Copy the data precisely, keeping every character.

■ ■ ■

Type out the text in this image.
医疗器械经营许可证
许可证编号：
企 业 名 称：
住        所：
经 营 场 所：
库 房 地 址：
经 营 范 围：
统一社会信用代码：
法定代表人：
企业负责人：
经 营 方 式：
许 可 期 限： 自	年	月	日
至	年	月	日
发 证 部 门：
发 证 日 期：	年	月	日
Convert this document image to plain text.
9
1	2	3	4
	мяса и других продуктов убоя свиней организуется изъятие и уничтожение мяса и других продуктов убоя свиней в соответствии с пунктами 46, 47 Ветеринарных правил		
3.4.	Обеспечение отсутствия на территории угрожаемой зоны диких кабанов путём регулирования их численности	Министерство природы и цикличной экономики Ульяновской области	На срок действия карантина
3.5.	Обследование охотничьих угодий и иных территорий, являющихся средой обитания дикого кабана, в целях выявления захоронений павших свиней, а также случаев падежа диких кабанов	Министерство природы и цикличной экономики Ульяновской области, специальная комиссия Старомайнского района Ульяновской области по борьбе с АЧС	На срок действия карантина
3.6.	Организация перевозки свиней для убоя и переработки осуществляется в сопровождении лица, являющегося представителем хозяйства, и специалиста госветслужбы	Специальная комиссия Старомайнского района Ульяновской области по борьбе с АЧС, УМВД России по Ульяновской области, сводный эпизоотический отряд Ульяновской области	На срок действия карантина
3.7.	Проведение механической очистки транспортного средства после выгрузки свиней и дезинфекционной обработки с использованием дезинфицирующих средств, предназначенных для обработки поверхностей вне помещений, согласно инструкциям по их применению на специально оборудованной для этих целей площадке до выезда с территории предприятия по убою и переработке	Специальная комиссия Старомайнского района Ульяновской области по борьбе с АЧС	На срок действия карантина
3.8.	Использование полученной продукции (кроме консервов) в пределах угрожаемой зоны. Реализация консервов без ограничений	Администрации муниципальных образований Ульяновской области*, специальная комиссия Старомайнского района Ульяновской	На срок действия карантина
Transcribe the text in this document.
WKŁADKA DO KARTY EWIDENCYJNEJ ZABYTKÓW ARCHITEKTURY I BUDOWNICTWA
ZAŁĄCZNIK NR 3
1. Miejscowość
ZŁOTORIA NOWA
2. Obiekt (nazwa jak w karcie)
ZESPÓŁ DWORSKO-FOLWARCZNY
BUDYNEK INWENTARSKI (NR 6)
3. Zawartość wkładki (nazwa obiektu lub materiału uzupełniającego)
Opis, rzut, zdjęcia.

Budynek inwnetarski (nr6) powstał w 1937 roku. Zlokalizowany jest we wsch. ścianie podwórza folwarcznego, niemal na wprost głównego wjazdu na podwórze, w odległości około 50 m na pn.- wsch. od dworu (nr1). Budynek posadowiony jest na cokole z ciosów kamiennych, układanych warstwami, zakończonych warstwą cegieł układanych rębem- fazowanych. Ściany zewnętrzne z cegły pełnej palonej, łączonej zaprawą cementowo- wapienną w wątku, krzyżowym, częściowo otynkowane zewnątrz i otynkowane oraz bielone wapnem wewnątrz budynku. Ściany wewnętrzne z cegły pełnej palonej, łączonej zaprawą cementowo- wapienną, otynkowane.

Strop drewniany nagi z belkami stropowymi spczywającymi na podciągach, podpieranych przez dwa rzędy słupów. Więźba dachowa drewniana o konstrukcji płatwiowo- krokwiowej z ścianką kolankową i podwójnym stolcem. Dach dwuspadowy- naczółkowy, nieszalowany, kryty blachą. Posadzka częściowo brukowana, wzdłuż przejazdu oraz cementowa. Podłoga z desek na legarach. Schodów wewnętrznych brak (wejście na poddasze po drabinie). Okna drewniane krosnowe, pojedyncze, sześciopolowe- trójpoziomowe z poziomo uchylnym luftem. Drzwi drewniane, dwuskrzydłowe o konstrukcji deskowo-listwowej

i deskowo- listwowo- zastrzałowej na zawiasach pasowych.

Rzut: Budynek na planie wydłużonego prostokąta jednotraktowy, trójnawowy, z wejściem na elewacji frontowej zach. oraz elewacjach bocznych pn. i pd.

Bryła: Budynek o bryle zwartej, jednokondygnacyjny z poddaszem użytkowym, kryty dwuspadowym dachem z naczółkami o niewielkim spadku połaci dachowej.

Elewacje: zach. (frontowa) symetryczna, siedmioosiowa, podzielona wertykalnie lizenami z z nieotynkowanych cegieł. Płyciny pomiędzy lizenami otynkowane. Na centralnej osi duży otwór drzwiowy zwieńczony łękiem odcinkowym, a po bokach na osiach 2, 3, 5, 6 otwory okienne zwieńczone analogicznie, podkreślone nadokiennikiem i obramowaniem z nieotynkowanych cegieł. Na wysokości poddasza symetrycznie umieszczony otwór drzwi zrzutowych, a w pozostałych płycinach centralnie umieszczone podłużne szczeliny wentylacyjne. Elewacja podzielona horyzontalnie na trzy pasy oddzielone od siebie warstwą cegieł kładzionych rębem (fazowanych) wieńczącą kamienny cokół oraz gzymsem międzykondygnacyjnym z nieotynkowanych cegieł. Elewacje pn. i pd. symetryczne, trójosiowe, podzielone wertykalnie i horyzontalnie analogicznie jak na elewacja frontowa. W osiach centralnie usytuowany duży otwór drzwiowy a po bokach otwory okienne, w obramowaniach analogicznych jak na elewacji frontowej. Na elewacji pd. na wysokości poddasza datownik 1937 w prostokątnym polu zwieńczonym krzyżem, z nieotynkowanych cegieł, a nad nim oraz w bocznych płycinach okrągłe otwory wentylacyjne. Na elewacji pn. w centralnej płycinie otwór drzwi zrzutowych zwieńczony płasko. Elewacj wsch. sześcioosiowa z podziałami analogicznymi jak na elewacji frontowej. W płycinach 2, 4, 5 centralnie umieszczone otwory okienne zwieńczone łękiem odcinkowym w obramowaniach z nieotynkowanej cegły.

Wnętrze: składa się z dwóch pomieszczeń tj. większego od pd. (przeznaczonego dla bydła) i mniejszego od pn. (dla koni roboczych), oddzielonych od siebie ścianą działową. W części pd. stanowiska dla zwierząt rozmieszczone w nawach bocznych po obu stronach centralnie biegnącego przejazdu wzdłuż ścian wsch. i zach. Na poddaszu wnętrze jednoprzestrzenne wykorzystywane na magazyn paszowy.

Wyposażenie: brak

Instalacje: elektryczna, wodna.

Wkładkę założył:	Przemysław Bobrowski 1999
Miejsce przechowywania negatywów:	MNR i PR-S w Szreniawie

■ ■ ■

RESULT:
Type out the text in this image.
医疗器械经营许可证
许可证编号：
企 业 名 称：
住        所：
经 营 场 所：
库 房 地 址：
经 营 范 围：
统一社会信用代码：
法定代表人：
企业负责人：
经 营 方 式：
许 可 期 限： 自	年	月	日
至	年	月	日
发 证 部 门：
发 证 日 期：	年	月	日
Convert this document image to plain text.
9
1	2	3	4
	мяса и других продуктов убоя свиней организуется изъятие и уничтожение мяса и других продуктов убоя свиней в соответствии с пунктами 46, 47 Ветеринарных правил		
3.4.	Обеспечение отсутствия на территории угрожаемой зоны диких кабанов путём регулирования их численности	Министерство природы и цикличной экономики Ульяновской области	На срок действия карантина
3.5.	Обследование охотничьих угодий и иных территорий, являющихся средой обитания дикого кабана, в целях выявления захоронений павших свиней, а также случаев падежа диких кабанов	Министерство природы и цикличной экономики Ульяновской области, специальная комиссия Старомайнского района Ульяновской области по борьбе с АЧС	На срок действия карантина
3.6.	Организация перевозки свиней для убоя и переработки осуществляется в сопровождении лица, являющегося представителем хозяйства, и специалиста госветслужбы	Специальная комиссия Старомайнского района Ульяновской области по борьбе с АЧС, УМВД России по Ульяновской области, сводный эпизоотический отряд Ульяновской области	На срок действия карантина
3.7.	Проведение механической очистки транспортного средства после выгрузки свиней и дезинфекционной обработки с использованием дезинфицирующих средств, предназначенных для обработки поверхностей вне помещений, согласно инструкциям по их применению на специально оборудованной для этих целей площадке до выезда с территории предприятия по убою и переработке	Специальная комиссия Старомайнского района Ульяновской области по борьбе с АЧС	На срок действия карантина
3.8.	Использование полученной продукции (кроме консервов) в пределах угрожаемой зоны. Реализация консервов без ограничений	Администрации муниципальных образований Ульяновской области*, специальная комиссия Старомайнского района Ульяновской	На срок действия карантина
Transcribe the text in this document.
WKŁADKA DO KARTY EWIDENCYJNEJ ZABYTKÓW ARCHITEKTURY I BUDOWNICTWA
ZAŁĄCZNIK NR 3
1. Miejscowość
ZŁOTORIA NOWA
2. Obiekt (nazwa jak w karcie)
ZESPÓŁ DWORSKO-FOLWARCZNY
BUDYNEK INWENTARSKI (NR 6)
3. Zawartość wkładki (nazwa obiektu lub materiału uzupełniającego)
Opis, rzut, zdjęcia.

Budynek inwnetarski (nr6) powstał w 1937 roku. Zlokalizowany jest we wsch. ścianie podwórza folwarcznego, niemal na wprost głównego wjazdu na podwórze, w odległości około 50 m na pn.- wsch. od dworu (nr1). Budynek posadowiony jest na cokole z ciosów kamiennych, układanych warstwami, zakończonych warstwą cegieł układanych rębem- fazowanych. Ściany zewnętrzne z cegły pełnej palonej, łączonej zaprawą cementowo- wapienną w wątku, krzyżowym, częściowo otynkowane zewnątrz i otynkowane oraz bielone wapnem wewnątrz budynku. Ściany wewnętrzne z cegły pełnej palonej, łączonej zaprawą cementowo- wapienną, otynkowane.

Strop drewniany nagi z belkami stropowymi spczywającymi na podciągach, podpieranych przez dwa rzędy słupów. Więźba dachowa drewniana o konstrukcji płatwiowo- krokwiowej z ścianką kolankową i podwójnym stolcem. Dach dwuspadowy- naczółkowy, nieszalowany, kryty blachą. Posadzka częściowo brukowana, wzdłuż przejazdu oraz cementowa. Podłoga z desek na legarach. Schodów wewnętrznych brak (wejście na poddasze po drabinie). Okna drewniane krosnowe, pojedyncze, sześciopolowe- trójpoziomowe z poziomo uchylnym luftem. Drzwi drewniane, dwuskrzydłowe o konstrukcji deskowo-listwowej

i deskowo- listwowo- zastrzałowej na zawiasach pasowych.

Rzut: Budynek na planie wydłużonego prostokąta jednotraktowy, trójnawowy, z wejściem na elewacji frontowej zach. oraz elewacjach bocznych pn. i pd.

Bryła: Budynek o bryle zwartej, jednokondygnacyjny z poddaszem użytkowym, kryty dwuspadowym dachem z naczółkami o niewielkim spadku połaci dachowej.

Elewacje: zach. (frontowa) symetryczna, siedmioosiowa, podzielona wertykalnie lizenami z z nieotynkowanych cegieł. Płyciny pomiędzy lizenami otynkowane. Na centralnej osi duży otwór drzwiowy zwieńczony łękiem odcinkowym, a po bokach na osiach 2, 3, 5, 6 otwory okienne zwieńczone analogicznie, podkreślone nadokiennikiem i obramowaniem z nieotynkowanych cegieł. Na wysokości poddasza symetrycznie umieszczony otwór drzwi zrzutowych, a w pozostałych płycinach centralnie umieszczone podłużne szczeliny wentylacyjne. Elewacja podzielona horyzontalnie na trzy pasy oddzielone od siebie warstwą cegieł kładzionych rębem (fazowanych) wieńczącą kamienny cokół oraz gzymsem międzykondygnacyjnym z nieotynkowanych cegieł. Elewacje pn. i pd. symetryczne, trójosiowe, podzielone wertykalnie i horyzontalnie analogicznie jak na elewacja frontowa. W osiach centralnie usytuowany duży otwór drzwiowy a po bokach otwory okienne, w obramowaniach analogicznych jak na elewacji frontowej. Na elewacji pd. na wysokości poddasza datownik 1937 w prostokątnym polu zwieńczonym krzyżem, z nieotynkowanych cegieł, a nad nim oraz w bocznych płycinach okrągłe otwory wentylacyjne. Na elewacji pn. w centralnej płycinie otwór drzwi zrzutowych zwieńczony płasko. Elewacj wsch. sześcioosiowa z podziałami analogicznymi jak na elewacji frontowej. W płycinach 2, 4, 5 centralnie umieszczone otwory okienne zwieńczone łękiem odcinkowym w obramowaniach z nieotynkowanej cegły.

Wnętrze: składa się z dwóch pomieszczeń tj. większego od pd. (przeznaczonego dla bydła) i mniejszego od pn. (dla koni roboczych), oddzielonych od siebie ścianą działową. W części pd. stanowiska dla zwierząt rozmieszczone w nawach bocznych po obu stronach centralnie biegnącego przejazdu wzdłuż ścian wsch. i zach. Na poddaszu wnętrze jednoprzestrzenne wykorzystywane na magazyn paszowy.

Wyposażenie: brak

Instalacje: elektryczna, wodna.

Wkładkę założył:	Przemysław Bobrowski 1999
Miejsce przechowywania negatywów:	MNR i PR-S w Szreniawie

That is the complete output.